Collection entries
-*-
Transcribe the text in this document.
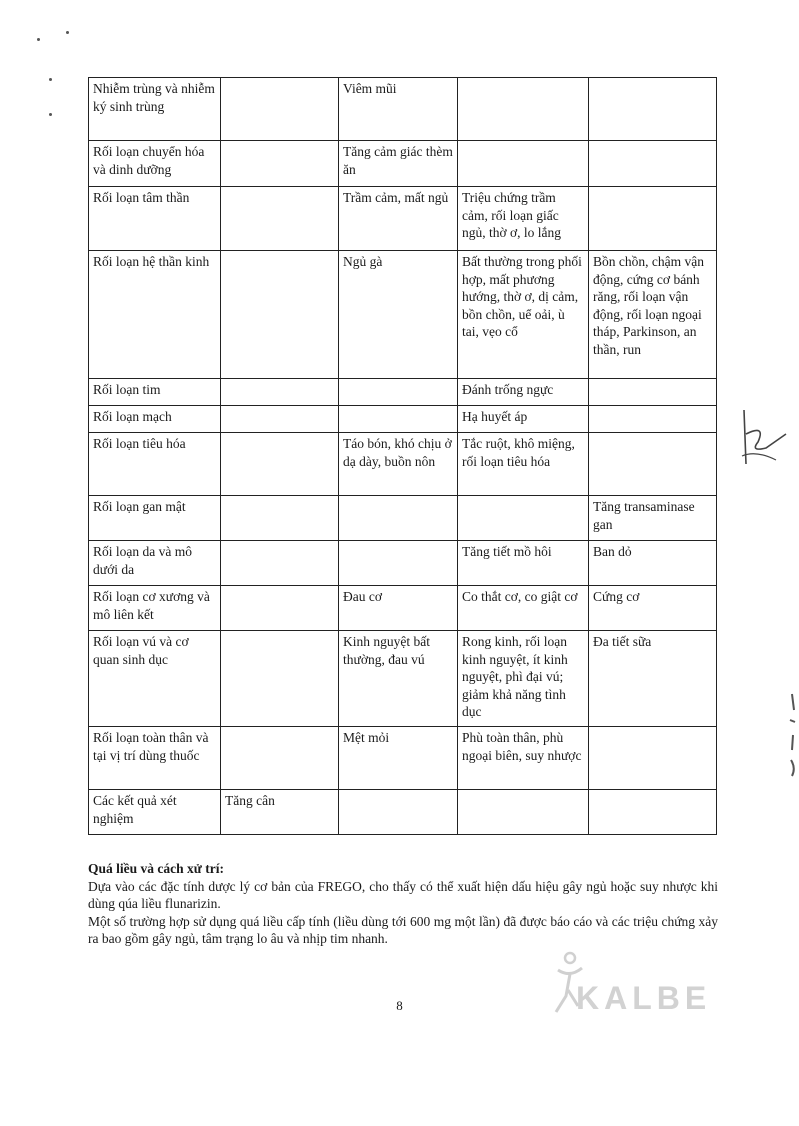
Nhiễm trùng và nhiễm ký sinh trùng		Viêm mũi		
Rối loạn chuyển hóa và dinh dưỡng		Tăng cảm giác thèm ăn		
Rối loạn tâm thần		Trầm cảm, mất ngủ	Triệu chứng trầm cảm, rối loạn giấc ngủ, thờ ơ, lo lắng	
Rối loạn hệ thần kinh		Ngủ gà	Bất thường trong phối hợp, mất phương hướng, thờ ơ, dị cảm, bồn chồn, uể oải, ù tai, vẹo cổ	Bồn chồn, chậm vận động, cứng cơ bánh răng, rối loạn vận động, rối loạn ngoại tháp, Parkinson, an thần, run
Rối loạn tim			Đánh trống ngực	
Rối loạn mạch			Hạ huyết áp	
Rối loạn tiêu hóa		Táo bón, khó chịu ở dạ dày, buồn nôn	Tắc ruột, khô miệng, rối loạn tiêu hóa	
Rối loạn gan mật				Tăng transaminase gan
Rối loạn da và mô dưới da			Tăng tiết mồ hôi	Ban dỏ
Rối loạn cơ xương và mô liên kết		Đau cơ	Co thắt cơ, co giật cơ	Cứng cơ
Rối loạn vú và cơ quan sinh dục		Kinh nguyệt bất thường, đau vú	Rong kinh, rối loạn kinh nguyệt, ít kinh nguyệt, phì đại vú; giảm khả năng tình dục	Đa tiết sữa
Rối loạn toàn thân và tại vị trí dùng thuốc		Mệt mỏi	Phù toàn thân, phù ngoại biên, suy nhược	
Các kết quả xét nghiệm	Tăng cân			
Quá liều và cách xử trí:

Dựa vào các đặc tính dược lý cơ bản của FREGO, cho thấy có thể xuất hiện dấu hiệu gây ngủ hoặc suy nhược khi dùng qúa liều flunarizin.

Một số trường hợp sử dụng quá liều cấp tính (liều dùng tới 600 mg một lần) đã được báo cáo và các triệu chứng xảy ra bao gồm gây ngủ, tâm trạng lo âu và nhịp tim nhanh.

8	KALBE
-*-
WRITTEN REQUEST: Search the data above for the string "sinh" and return every line that has it.

RESPONSE TO THIS EXERCISE:
Nhiễm trùng và nhiễm ký sinh trùng		Viêm mũi		
Rối loạn vú và cơ quan sinh dục		Kinh nguyệt bất thường, đau vú	Rong kinh, rối loạn kinh nguyệt, ít kinh nguyệt, phì đại vú; giảm khả năng tình dục	Đa tiết sữa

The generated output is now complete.